Set problem =
Retype the data that follows line by line, exactly, and leave its pictures out.

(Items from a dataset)

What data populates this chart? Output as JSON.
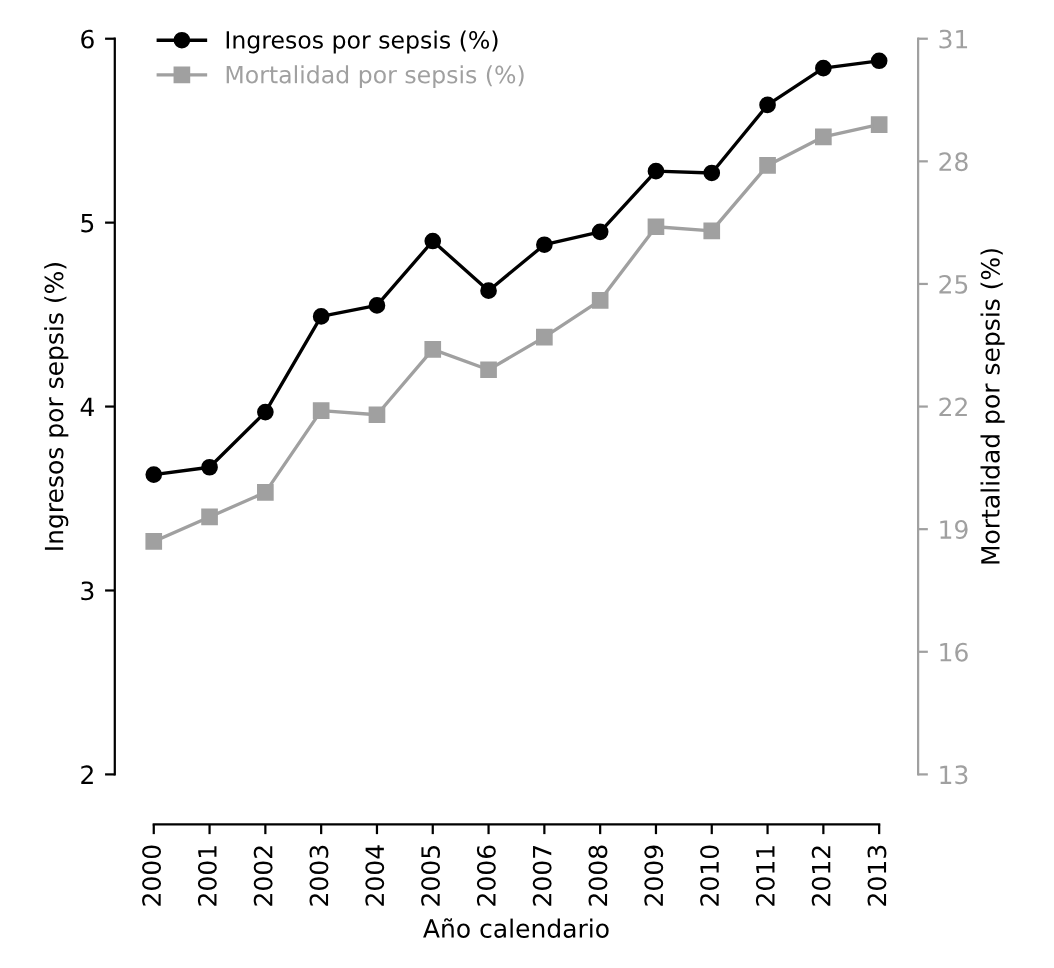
{
  "chart_data": {
    "type": "line",
    "xlabel": "Año calendario",
    "ylabel": "Ingresos por sepsis (%)",
    "y2label": "Mortalidad por sepsis (%)",
    "categories": [
      "2000",
      "2001",
      "2002",
      "2003",
      "2004",
      "2005",
      "2006",
      "2007",
      "2008",
      "2009",
      "2010",
      "2011",
      "2012",
      "2013"
    ],
    "series": [
      {
        "name": "Ingresos por sepsis (%)",
        "color": "#000000",
        "marker": "circle",
        "values": [
          3.63,
          3.67,
          3.97,
          4.49,
          4.55,
          4.9,
          4.63,
          4.88,
          4.95,
          5.28,
          5.27,
          5.64,
          5.84,
          5.88
        ]
      },
      {
        "name": "Mortalidad por sepsis (%)",
        "color": "#a0a0a0",
        "marker": "square",
        "axis": "y2",
        "values": [
          18.7,
          19.3,
          19.9,
          21.9,
          21.8,
          23.4,
          22.9,
          23.7,
          24.6,
          26.4,
          26.3,
          27.9,
          28.6,
          28.9
        ]
      }
    ],
    "ylim": [
      2,
      6
    ],
    "yticks": [
      2,
      3,
      4,
      5,
      6
    ],
    "y2lim": [
      13,
      31
    ],
    "y2ticks": [
      13,
      16,
      19,
      22,
      25,
      28,
      31
    ],
    "legend": "top left",
    "grid": false
  }
}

Solution for this task =
What data populates this chart? Output as JSON.
{
  "chart_data": {
    "type": "line",
    "xlabel": "Año calendario",
    "ylabel": "Ingresos por sepsis (%)",
    "y2label": "Mortalidad por sepsis (%)",
    "categories": [
      "2000",
      "2001",
      "2002",
      "2003",
      "2004",
      "2005",
      "2006",
      "2007",
      "2008",
      "2009",
      "2010",
      "2011",
      "2012",
      "2013"
    ],
    "series": [
      {
        "name": "Ingresos por sepsis (%)",
        "color": "#000000",
        "marker": "circle",
        "values": [
          3.63,
          3.67,
          3.97,
          4.49,
          4.55,
          4.9,
          4.63,
          4.88,
          4.95,
          5.28,
          5.27,
          5.64,
          5.84,
          5.88
        ]
      },
      {
        "name": "Mortalidad por sepsis (%)",
        "color": "#a0a0a0",
        "marker": "square",
        "axis": "y2",
        "values": [
          18.7,
          19.3,
          19.9,
          21.9,
          21.8,
          23.4,
          22.9,
          23.7,
          24.6,
          26.4,
          26.3,
          27.9,
          28.6,
          28.9
        ]
      }
    ],
    "ylim": [
      2,
      6
    ],
    "yticks": [
      2,
      3,
      4,
      5,
      6
    ],
    "y2lim": [
      13,
      31
    ],
    "y2ticks": [
      13,
      16,
      19,
      22,
      25,
      28,
      31
    ],
    "legend": "top left",
    "grid": false
  }
}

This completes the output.